§ Task instructions: Take every line where the string "JSON" appears and copy it.

※

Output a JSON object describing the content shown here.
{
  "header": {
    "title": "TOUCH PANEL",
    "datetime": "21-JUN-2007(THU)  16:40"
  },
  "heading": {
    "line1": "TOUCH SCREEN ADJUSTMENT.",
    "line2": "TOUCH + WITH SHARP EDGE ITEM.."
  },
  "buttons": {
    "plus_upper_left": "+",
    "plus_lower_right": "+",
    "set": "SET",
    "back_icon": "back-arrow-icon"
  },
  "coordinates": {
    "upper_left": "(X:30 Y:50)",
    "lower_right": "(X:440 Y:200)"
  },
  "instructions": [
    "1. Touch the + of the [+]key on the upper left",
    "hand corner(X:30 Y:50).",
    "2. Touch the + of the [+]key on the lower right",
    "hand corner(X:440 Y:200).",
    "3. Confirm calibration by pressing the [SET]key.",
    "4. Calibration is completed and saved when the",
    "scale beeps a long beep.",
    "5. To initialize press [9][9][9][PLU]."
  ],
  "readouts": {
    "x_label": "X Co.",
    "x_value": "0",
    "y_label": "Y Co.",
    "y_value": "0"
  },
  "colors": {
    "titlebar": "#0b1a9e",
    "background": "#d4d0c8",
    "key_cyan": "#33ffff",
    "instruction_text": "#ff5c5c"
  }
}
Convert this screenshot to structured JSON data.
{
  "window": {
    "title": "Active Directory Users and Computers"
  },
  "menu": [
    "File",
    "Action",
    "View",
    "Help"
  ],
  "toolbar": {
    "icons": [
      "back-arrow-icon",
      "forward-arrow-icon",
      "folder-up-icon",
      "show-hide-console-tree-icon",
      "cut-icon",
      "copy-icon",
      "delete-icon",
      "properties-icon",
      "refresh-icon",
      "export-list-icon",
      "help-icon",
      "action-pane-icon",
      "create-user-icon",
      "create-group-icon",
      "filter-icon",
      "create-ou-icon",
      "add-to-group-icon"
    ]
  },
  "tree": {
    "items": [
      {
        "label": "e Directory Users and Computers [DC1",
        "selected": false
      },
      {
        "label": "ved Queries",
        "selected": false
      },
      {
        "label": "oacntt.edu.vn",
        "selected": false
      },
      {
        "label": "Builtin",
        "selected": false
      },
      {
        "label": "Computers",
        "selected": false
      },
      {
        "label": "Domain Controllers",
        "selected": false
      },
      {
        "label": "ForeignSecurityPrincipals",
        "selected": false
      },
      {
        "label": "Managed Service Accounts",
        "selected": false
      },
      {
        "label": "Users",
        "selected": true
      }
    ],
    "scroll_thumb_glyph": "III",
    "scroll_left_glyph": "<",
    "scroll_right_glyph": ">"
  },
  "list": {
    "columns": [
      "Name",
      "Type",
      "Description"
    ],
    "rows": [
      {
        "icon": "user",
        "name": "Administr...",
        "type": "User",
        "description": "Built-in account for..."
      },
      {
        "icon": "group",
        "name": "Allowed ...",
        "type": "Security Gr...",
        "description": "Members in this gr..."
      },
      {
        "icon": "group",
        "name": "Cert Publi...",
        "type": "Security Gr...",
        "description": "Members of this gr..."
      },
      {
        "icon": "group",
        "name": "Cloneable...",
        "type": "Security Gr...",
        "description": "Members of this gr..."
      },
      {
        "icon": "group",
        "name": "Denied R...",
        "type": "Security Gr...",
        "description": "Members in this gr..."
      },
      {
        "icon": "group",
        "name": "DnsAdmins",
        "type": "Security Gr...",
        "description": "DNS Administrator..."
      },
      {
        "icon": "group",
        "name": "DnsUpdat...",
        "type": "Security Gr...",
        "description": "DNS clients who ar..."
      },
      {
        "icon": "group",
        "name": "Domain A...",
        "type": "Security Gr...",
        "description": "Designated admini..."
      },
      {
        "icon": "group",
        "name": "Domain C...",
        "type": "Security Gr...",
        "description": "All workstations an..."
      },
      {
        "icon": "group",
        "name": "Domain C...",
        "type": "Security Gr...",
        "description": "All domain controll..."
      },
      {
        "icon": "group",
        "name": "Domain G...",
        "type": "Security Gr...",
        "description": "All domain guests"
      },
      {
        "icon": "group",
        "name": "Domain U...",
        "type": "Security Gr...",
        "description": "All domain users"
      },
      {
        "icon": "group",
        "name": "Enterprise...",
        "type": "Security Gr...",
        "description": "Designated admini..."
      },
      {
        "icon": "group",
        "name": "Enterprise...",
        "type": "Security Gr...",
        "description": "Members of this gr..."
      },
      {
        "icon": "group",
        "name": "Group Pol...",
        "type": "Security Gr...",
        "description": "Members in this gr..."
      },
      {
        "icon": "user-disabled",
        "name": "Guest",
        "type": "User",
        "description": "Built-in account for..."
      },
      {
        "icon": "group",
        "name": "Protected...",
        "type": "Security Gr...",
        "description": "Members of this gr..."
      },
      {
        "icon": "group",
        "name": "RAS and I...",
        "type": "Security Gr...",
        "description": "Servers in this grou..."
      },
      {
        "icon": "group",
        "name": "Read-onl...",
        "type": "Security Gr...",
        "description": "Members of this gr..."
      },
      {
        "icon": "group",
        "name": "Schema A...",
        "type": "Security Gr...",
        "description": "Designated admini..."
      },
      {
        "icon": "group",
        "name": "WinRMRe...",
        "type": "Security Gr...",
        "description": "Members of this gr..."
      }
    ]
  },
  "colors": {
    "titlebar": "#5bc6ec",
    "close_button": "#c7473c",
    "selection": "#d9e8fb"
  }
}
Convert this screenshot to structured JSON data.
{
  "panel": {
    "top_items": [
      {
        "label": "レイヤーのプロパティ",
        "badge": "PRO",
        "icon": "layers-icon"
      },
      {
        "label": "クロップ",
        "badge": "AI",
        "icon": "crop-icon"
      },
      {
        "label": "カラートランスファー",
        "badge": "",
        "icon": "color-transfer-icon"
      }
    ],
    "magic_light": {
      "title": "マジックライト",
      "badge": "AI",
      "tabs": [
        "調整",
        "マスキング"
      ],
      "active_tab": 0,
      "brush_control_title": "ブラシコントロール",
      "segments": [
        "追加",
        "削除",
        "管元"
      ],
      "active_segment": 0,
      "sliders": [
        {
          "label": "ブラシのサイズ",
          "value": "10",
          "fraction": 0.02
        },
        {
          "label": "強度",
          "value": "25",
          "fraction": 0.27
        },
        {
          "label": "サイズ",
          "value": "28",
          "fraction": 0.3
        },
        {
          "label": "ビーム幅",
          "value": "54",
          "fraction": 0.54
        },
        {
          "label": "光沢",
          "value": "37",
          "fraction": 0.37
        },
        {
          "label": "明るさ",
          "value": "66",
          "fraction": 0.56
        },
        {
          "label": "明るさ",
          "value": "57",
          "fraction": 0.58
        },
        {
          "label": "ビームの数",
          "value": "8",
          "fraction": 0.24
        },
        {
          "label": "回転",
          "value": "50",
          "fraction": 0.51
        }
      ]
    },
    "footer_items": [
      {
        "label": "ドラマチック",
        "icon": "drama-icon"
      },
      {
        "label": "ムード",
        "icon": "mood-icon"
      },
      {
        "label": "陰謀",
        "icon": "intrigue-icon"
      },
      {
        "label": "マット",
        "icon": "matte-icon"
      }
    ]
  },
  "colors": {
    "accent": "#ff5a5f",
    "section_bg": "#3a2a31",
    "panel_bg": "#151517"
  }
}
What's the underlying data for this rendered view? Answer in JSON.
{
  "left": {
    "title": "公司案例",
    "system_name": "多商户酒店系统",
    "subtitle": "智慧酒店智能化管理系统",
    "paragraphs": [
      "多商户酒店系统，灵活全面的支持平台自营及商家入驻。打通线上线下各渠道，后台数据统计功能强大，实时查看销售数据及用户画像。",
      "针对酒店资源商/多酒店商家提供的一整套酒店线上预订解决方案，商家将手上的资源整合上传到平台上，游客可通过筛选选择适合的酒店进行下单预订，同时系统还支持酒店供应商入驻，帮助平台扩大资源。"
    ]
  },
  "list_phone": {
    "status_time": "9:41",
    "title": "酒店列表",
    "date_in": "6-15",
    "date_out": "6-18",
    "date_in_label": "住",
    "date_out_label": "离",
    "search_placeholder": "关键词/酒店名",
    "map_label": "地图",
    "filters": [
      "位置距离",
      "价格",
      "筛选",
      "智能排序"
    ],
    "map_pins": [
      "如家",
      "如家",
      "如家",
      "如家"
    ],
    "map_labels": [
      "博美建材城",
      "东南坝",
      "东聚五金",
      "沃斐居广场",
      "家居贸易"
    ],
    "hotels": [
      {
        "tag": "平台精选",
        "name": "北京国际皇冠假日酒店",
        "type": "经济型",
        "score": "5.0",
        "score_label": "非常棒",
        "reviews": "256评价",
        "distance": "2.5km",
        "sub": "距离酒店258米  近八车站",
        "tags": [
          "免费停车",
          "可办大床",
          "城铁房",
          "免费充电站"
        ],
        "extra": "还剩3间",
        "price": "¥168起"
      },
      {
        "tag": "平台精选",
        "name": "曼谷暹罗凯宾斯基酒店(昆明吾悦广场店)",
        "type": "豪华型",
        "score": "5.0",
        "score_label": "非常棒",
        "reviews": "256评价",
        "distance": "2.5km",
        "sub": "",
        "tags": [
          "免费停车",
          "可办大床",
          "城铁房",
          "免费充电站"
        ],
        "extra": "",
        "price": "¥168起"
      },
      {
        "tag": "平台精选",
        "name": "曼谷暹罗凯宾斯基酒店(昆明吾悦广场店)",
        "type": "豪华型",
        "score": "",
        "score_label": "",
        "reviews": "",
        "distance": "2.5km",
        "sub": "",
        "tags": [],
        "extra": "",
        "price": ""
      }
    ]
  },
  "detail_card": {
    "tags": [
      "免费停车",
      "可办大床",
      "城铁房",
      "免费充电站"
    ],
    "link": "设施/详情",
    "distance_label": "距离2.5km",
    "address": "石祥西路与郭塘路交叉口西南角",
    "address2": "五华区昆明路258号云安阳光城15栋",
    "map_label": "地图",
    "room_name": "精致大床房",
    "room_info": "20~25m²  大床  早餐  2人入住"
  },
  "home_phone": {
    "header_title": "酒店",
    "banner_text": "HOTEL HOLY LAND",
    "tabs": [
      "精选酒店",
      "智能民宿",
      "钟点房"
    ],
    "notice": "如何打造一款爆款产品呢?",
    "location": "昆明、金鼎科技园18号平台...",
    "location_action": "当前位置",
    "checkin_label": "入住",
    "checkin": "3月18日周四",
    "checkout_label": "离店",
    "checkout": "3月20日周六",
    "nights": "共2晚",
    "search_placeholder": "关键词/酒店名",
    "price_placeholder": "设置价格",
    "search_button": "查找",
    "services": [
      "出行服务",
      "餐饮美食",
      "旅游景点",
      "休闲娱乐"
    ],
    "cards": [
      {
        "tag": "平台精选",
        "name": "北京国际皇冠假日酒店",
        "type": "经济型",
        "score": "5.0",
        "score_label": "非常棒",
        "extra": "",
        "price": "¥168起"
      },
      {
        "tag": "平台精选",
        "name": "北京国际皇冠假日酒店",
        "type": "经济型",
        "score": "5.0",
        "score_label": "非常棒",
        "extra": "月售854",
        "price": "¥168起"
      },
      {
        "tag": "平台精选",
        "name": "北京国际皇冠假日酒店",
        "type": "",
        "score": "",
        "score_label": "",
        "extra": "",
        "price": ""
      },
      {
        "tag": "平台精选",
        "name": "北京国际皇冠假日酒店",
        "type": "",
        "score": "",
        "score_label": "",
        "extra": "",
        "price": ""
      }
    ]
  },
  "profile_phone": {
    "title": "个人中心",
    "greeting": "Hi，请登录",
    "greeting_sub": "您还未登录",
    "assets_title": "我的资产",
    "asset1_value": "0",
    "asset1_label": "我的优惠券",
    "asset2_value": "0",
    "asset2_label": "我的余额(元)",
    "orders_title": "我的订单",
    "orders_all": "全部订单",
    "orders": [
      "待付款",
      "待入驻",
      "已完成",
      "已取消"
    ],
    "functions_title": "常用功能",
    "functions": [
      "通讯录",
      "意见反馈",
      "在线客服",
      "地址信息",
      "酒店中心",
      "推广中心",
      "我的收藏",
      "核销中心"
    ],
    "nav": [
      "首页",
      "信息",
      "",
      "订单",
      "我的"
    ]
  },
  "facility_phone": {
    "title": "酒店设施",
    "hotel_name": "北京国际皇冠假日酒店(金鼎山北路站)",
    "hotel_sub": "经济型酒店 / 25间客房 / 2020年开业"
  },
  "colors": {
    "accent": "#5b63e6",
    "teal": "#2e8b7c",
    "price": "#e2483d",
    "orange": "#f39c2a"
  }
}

※

§ Result of the task:
Output a JSON object describing the content shown here.
Convert this screenshot to structured JSON data.
Convert this screenshot to structured JSON data.
What's the underlying data for this rendered view? Answer in JSON.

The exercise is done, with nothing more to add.